* _Do this_
Using the data below, tally the lines that include the string "Network". Only the number is wanted.

* _Extracted information_
— BEGIN —

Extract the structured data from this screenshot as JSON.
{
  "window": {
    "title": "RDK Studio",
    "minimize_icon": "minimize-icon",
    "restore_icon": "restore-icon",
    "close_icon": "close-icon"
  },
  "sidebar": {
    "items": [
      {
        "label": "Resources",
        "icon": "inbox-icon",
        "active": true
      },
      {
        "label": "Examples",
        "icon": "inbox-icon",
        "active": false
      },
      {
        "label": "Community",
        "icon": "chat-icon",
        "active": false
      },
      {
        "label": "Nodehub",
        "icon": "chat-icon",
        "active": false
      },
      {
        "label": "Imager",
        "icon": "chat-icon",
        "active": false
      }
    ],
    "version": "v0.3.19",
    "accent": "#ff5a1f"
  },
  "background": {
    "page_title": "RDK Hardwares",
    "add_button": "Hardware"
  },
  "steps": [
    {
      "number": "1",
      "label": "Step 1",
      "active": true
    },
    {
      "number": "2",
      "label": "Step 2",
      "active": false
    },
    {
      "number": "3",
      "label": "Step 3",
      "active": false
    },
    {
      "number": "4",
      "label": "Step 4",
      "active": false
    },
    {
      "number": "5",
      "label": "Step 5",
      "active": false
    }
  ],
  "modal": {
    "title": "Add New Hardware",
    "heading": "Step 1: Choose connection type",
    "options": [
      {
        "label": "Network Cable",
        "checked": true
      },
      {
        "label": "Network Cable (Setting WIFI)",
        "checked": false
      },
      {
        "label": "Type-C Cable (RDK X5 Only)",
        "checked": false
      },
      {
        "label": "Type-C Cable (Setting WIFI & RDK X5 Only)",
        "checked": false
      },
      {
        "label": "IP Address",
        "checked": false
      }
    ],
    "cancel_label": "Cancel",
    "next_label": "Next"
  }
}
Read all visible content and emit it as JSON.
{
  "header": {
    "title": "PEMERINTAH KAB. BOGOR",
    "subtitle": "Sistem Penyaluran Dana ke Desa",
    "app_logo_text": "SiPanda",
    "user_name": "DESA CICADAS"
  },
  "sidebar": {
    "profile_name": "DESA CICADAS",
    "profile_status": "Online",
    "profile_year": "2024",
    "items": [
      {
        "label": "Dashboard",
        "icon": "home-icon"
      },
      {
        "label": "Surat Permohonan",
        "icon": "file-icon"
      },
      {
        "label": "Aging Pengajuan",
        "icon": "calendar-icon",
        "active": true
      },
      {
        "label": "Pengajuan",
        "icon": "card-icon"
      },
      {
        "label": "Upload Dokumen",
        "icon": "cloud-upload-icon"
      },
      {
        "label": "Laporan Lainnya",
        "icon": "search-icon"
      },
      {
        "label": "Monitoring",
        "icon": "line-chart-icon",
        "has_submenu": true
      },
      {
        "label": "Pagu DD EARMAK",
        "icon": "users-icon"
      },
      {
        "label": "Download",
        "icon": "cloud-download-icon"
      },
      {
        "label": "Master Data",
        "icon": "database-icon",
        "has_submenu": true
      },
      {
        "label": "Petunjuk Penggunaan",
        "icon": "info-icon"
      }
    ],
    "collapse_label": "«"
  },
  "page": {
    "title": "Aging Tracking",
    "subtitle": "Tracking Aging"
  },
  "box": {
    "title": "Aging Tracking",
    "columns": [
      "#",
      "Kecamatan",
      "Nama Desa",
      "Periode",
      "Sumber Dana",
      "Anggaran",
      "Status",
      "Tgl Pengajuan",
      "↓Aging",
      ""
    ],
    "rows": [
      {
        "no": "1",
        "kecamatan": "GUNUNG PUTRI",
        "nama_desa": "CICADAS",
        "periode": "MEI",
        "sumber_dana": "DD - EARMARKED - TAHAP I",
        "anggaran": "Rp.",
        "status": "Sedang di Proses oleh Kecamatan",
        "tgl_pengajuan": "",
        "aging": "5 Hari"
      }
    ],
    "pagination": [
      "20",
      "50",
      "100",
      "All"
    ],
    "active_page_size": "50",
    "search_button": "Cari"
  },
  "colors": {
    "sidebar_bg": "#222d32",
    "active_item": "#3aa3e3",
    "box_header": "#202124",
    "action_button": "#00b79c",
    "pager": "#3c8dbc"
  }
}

— END —

* _The response_
2